━━ RECORDS FOR PROCESSING

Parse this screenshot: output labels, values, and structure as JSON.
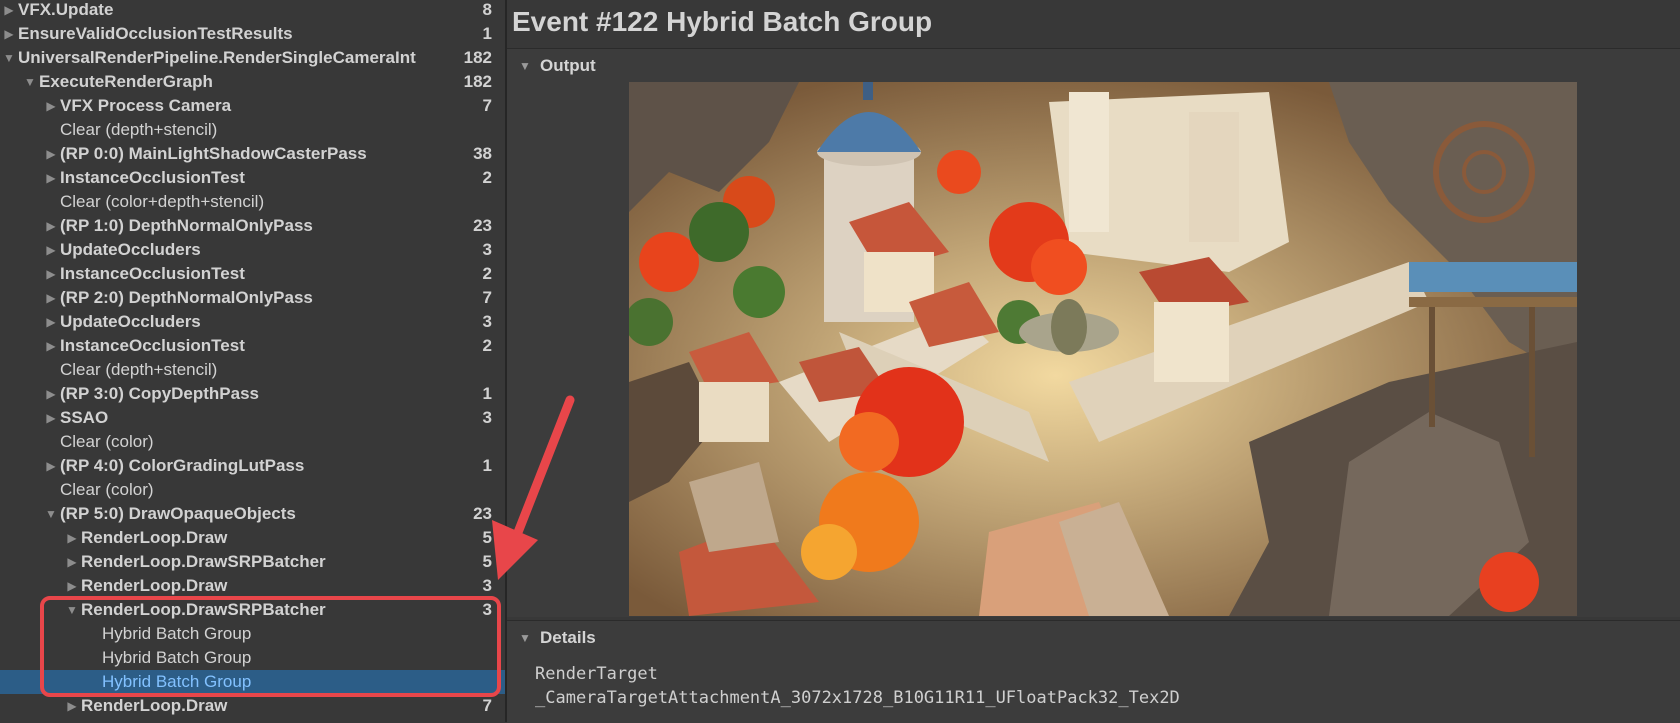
{
  "hierarchy": {
    "rows": [
      {
        "label": "VFX.Update",
        "count": "8",
        "arrow": "right",
        "bold": true,
        "selected": false
      },
      {
        "label": "EnsureValidOcclusionTestResults",
        "count": "1",
        "arrow": "right",
        "bold": true,
        "selected": false
      },
      {
        "label": "UniversalRenderPipeline.RenderSingleCameraInt",
        "count": "182",
        "arrow": "down",
        "bold": true,
        "selected": false
      },
      {
        "label": "ExecuteRenderGraph",
        "count": "182",
        "arrow": "down",
        "bold": true,
        "selected": false
      },
      {
        "label": "VFX Process Camera",
        "count": "7",
        "arrow": "right",
        "bold": true,
        "selected": false
      },
      {
        "label": "Clear (depth+stencil)",
        "count": "",
        "arrow": "none",
        "bold": false,
        "selected": false
      },
      {
        "label": "(RP 0:0) MainLightShadowCasterPass",
        "count": "38",
        "arrow": "right",
        "bold": true,
        "selected": false
      },
      {
        "label": "InstanceOcclusionTest",
        "count": "2",
        "arrow": "right",
        "bold": true,
        "selected": false
      },
      {
        "label": "Clear (color+depth+stencil)",
        "count": "",
        "arrow": "none",
        "bold": false,
        "selected": false
      },
      {
        "label": "(RP 1:0) DepthNormalOnlyPass",
        "count": "23",
        "arrow": "right",
        "bold": true,
        "selected": false
      },
      {
        "label": "UpdateOccluders",
        "count": "3",
        "arrow": "right",
        "bold": true,
        "selected": false
      },
      {
        "label": "InstanceOcclusionTest",
        "count": "2",
        "arrow": "right",
        "bold": true,
        "selected": false
      },
      {
        "label": "(RP 2:0) DepthNormalOnlyPass",
        "count": "7",
        "arrow": "right",
        "bold": true,
        "selected": false
      },
      {
        "label": "UpdateOccluders",
        "count": "3",
        "arrow": "right",
        "bold": true,
        "selected": false
      },
      {
        "label": "InstanceOcclusionTest",
        "count": "2",
        "arrow": "right",
        "bold": true,
        "selected": false
      },
      {
        "label": "Clear (depth+stencil)",
        "count": "",
        "arrow": "none",
        "bold": false,
        "selected": false
      },
      {
        "label": "(RP 3:0) CopyDepthPass",
        "count": "1",
        "arrow": "right",
        "bold": true,
        "selected": false
      },
      {
        "label": "SSAO",
        "count": "3",
        "arrow": "right",
        "bold": true,
        "selected": false
      },
      {
        "label": "Clear (color)",
        "count": "",
        "arrow": "none",
        "bold": false,
        "selected": false
      },
      {
        "label": "(RP 4:0) ColorGradingLutPass",
        "count": "1",
        "arrow": "right",
        "bold": true,
        "selected": false
      },
      {
        "label": "Clear (color)",
        "count": "",
        "arrow": "none",
        "bold": false,
        "selected": false
      },
      {
        "label": "(RP 5:0) DrawOpaqueObjects",
        "count": "23",
        "arrow": "down",
        "bold": true,
        "selected": false
      },
      {
        "label": "RenderLoop.Draw",
        "count": "5",
        "arrow": "right",
        "bold": true,
        "selected": false
      },
      {
        "label": "RenderLoop.DrawSRPBatcher",
        "count": "5",
        "arrow": "right",
        "bold": true,
        "selected": false
      },
      {
        "label": "RenderLoop.Draw",
        "count": "3",
        "arrow": "right",
        "bold": true,
        "selected": false
      },
      {
        "label": "RenderLoop.DrawSRPBatcher",
        "count": "3",
        "arrow": "down",
        "bold": true,
        "selected": false
      },
      {
        "label": "Hybrid Batch Group",
        "count": "",
        "arrow": "none",
        "bold": false,
        "selected": false
      },
      {
        "label": "Hybrid Batch Group",
        "count": "",
        "arrow": "none",
        "bold": false,
        "selected": false
      },
      {
        "label": "Hybrid Batch Group",
        "count": "",
        "arrow": "none",
        "bold": false,
        "selected": true
      },
      {
        "label": "RenderLoop.Draw",
        "count": "7",
        "arrow": "right",
        "bold": true,
        "selected": false
      }
    ]
  },
  "event": {
    "title": "Event #122 Hybrid Batch Group"
  },
  "output": {
    "header": "Output"
  },
  "details": {
    "header": "Details",
    "render_target_label": "RenderTarget",
    "render_target_value": "_CameraTargetAttachmentA_3072x1728_B10G11R11_UFloatPack32_Tex2D"
  },
  "icons": {
    "expanded": "chevron-down-icon",
    "collapsed": "chevron-right-icon"
  },
  "colors": {
    "selection": "#2c5d87",
    "selected_text": "#82c1ff",
    "annotation": "#e8464a"
  }
}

━━━━

Using the material above, set down every line exactly, but skip the pictures.

(OUTPUT FOR THIS EXERCISE):
Parse this screenshot: output labels, values, and structure as JSON.
{
  "hierarchy": {
    "rows": [
      {
        "label": "VFX.Update",
        "count": "8",
        "arrow": "right",
        "bold": true,
        "selected": false
      },
      {
        "label": "EnsureValidOcclusionTestResults",
        "count": "1",
        "arrow": "right",
        "bold": true,
        "selected": false
      },
      {
        "label": "UniversalRenderPipeline.RenderSingleCameraInt",
        "count": "182",
        "arrow": "down",
        "bold": true,
        "selected": false
      },
      {
        "label": "ExecuteRenderGraph",
        "count": "182",
        "arrow": "down",
        "bold": true,
        "selected": false
      },
      {
        "label": "VFX Process Camera",
        "count": "7",
        "arrow": "right",
        "bold": true,
        "selected": false
      },
      {
        "label": "Clear (depth+stencil)",
        "count": "",
        "arrow": "none",
        "bold": false,
        "selected": false
      },
      {
        "label": "(RP 0:0) MainLightShadowCasterPass",
        "count": "38",
        "arrow": "right",
        "bold": true,
        "selected": false
      },
      {
        "label": "InstanceOcclusionTest",
        "count": "2",
        "arrow": "right",
        "bold": true,
        "selected": false
      },
      {
        "label": "Clear (color+depth+stencil)",
        "count": "",
        "arrow": "none",
        "bold": false,
        "selected": false
      },
      {
        "label": "(RP 1:0) DepthNormalOnlyPass",
        "count": "23",
        "arrow": "right",
        "bold": true,
        "selected": false
      },
      {
        "label": "UpdateOccluders",
        "count": "3",
        "arrow": "right",
        "bold": true,
        "selected": false
      },
      {
        "label": "InstanceOcclusionTest",
        "count": "2",
        "arrow": "right",
        "bold": true,
        "selected": false
      },
      {
        "label": "(RP 2:0) DepthNormalOnlyPass",
        "count": "7",
        "arrow": "right",
        "bold": true,
        "selected": false
      },
      {
        "label": "UpdateOccluders",
        "count": "3",
        "arrow": "right",
        "bold": true,
        "selected": false
      },
      {
        "label": "InstanceOcclusionTest",
        "count": "2",
        "arrow": "right",
        "bold": true,
        "selected": false
      },
      {
        "label": "Clear (depth+stencil)",
        "count": "",
        "arrow": "none",
        "bold": false,
        "selected": false
      },
      {
        "label": "(RP 3:0) CopyDepthPass",
        "count": "1",
        "arrow": "right",
        "bold": true,
        "selected": false
      },
      {
        "label": "SSAO",
        "count": "3",
        "arrow": "right",
        "bold": true,
        "selected": false
      },
      {
        "label": "Clear (color)",
        "count": "",
        "arrow": "none",
        "bold": false,
        "selected": false
      },
      {
        "label": "(RP 4:0) ColorGradingLutPass",
        "count": "1",
        "arrow": "right",
        "bold": true,
        "selected": false
      },
      {
        "label": "Clear (color)",
        "count": "",
        "arrow": "none",
        "bold": false,
        "selected": false
      },
      {
        "label": "(RP 5:0) DrawOpaqueObjects",
        "count": "23",
        "arrow": "down",
        "bold": true,
        "selected": false
      },
      {
        "label": "RenderLoop.Draw",
        "count": "5",
        "arrow": "right",
        "bold": true,
        "selected": false
      },
      {
        "label": "RenderLoop.DrawSRPBatcher",
        "count": "5",
        "arrow": "right",
        "bold": true,
        "selected": false
      },
      {
        "label": "RenderLoop.Draw",
        "count": "3",
        "arrow": "right",
        "bold": true,
        "selected": false
      },
      {
        "label": "RenderLoop.DrawSRPBatcher",
        "count": "3",
        "arrow": "down",
        "bold": true,
        "selected": false
      },
      {
        "label": "Hybrid Batch Group",
        "count": "",
        "arrow": "none",
        "bold": false,
        "selected": false
      },
      {
        "label": "Hybrid Batch Group",
        "count": "",
        "arrow": "none",
        "bold": false,
        "selected": false
      },
      {
        "label": "Hybrid Batch Group",
        "count": "",
        "arrow": "none",
        "bold": false,
        "selected": true
      },
      {
        "label": "RenderLoop.Draw",
        "count": "7",
        "arrow": "right",
        "bold": true,
        "selected": false
      }
    ]
  },
  "event": {
    "title": "Event #122 Hybrid Batch Group"
  },
  "output": {
    "header": "Output"
  },
  "details": {
    "header": "Details",
    "render_target_label": "RenderTarget",
    "render_target_value": "_CameraTargetAttachmentA_3072x1728_B10G11R11_UFloatPack32_Tex2D"
  },
  "icons": {
    "expanded": "chevron-down-icon",
    "collapsed": "chevron-right-icon"
  },
  "colors": {
    "selection": "#2c5d87",
    "selected_text": "#82c1ff",
    "annotation": "#e8464a"
  }
}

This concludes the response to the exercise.